Tugas Latihan -
[A] Dalam teks tentang metode PAWS, sebutkan semua kata bahasa Inggris yang menjadi kepanjangan singkatan PAWS.
[B] Ubah bagian teks tentang metode PAWS antara "2. Attitude (Sikap)" dan "mereka mengelola stres.", termasuk keduanya, dengan mengganti "tantangan" menjadi "hambatan".

Teks Bacaan -
•••••
Apa Itu PAWS? Metode Dalam Interview Kerja
Proses wawancara kerja sering kali menjadi titik penentu dalam rekrutmen karyawan baru. Agar dapat memilih kandidat terbaik yang sesuai dengan kebutuhan perusahaan, para perekrut sering menggunakan berbagai metode evaluasi. Salah satu metode yang populer adalah PAWS, yang merupakan singkatan dari Personality, Attitude, Work Ethic, dan Skills.
Metode PAWS dalam wawancara kerja membantu perekrut untuk mendapatkan pemahaman yang komprehensif tentang kandidat yang mereka evaluasi. Dengan memperhatikan kepribadian, sikap, etika kerja, dan keterampilan, perekrut dapat membuat keputusan yang lebih baik tentang siapa yang akan menjadi tambahan yang berharga untuk tim mereka. Bagi calon karyawan, memahami metode ini dapat membantu mereka untuk mempersiapkan diri dengan baik dan menunjukkan bahwa mereka adalah kandidat yang ideal untuk posisi yang mereka inginkan.
Berikut penjelasan lebih lanjut mengenai metode PAWS:
1. Personality (Kepribadian)
Pertama-tama, perekrut akan menilai kepribadian calon karyawan. Mereka ingin memastikan bahwa kandidat memiliki kepribadian yang sesuai dengan budaya dan nilai-nilai perusahaan. Dalam hal ini, perekrut dapat mengajukan pertanyaan tentang bagaimana kandidat menangani situasi tertentu, bagaimana cara mereka berinteraksi dengan rekan kerja, dan bagaimana gaya komunikasi mereka.
2. Attitude (Sikap)
Sikap atau attitude calon karyawan juga sangat penting untuk dinilai. Perekrut ingin mengetahui apakah kandidat memiliki sikap yang positif, fleksibel, dan proaktif dalam menyelesaikan tugas-tugasnya. Mereka dapat mengajukan pertanyaan tentang bagaimana kandidat menanggapi tantangan, bagaimana cara mereka beradaptasi dengan perubahan, dan bagaimana mereka mengelola stres.
•••••
Kumpulan entri data:
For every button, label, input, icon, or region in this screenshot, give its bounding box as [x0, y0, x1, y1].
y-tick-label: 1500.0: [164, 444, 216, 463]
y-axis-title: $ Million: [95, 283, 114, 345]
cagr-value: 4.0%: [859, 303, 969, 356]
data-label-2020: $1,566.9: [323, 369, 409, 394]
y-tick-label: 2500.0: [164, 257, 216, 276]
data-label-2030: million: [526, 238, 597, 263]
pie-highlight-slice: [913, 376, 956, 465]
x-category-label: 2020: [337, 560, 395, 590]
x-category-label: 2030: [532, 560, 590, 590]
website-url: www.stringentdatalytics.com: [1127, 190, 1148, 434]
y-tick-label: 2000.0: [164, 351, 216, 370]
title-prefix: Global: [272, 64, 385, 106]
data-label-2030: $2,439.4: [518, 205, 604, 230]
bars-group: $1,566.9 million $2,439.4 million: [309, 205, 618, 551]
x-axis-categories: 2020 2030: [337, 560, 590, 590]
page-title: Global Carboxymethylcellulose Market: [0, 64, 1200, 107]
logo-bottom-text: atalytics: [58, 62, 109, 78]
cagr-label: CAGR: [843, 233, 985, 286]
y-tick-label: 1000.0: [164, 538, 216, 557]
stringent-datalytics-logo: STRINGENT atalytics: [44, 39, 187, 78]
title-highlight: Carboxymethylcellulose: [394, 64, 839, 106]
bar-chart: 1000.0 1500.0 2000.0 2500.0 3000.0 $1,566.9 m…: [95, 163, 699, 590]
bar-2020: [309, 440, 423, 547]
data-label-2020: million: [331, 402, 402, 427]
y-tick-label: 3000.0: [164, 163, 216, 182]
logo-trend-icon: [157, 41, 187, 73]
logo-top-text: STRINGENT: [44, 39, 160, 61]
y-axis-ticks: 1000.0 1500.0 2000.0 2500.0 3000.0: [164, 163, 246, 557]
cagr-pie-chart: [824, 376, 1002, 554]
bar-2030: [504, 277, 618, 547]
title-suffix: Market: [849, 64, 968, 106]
•••••
Kunci Jawaban -
[A] Personality, Attitude, Work Ethic, Skills

[B]
2. Attitude (Sikap)
Sikap atau attitude calon karyawan juga sangat penting untuk dinilai. Perekrut ingin mengetahui apakah kandidat memiliki sikap yang positif, fleksibel, dan proaktif dalam menyelesaikan tugas-tugasnya. Mereka dapat mengajukan pertanyaan tentang bagaimana kandidat menanggapi hambatan, bagaimana cara mereka beradaptasi dengan perubahan, dan bagaimana mereka mengelola stres.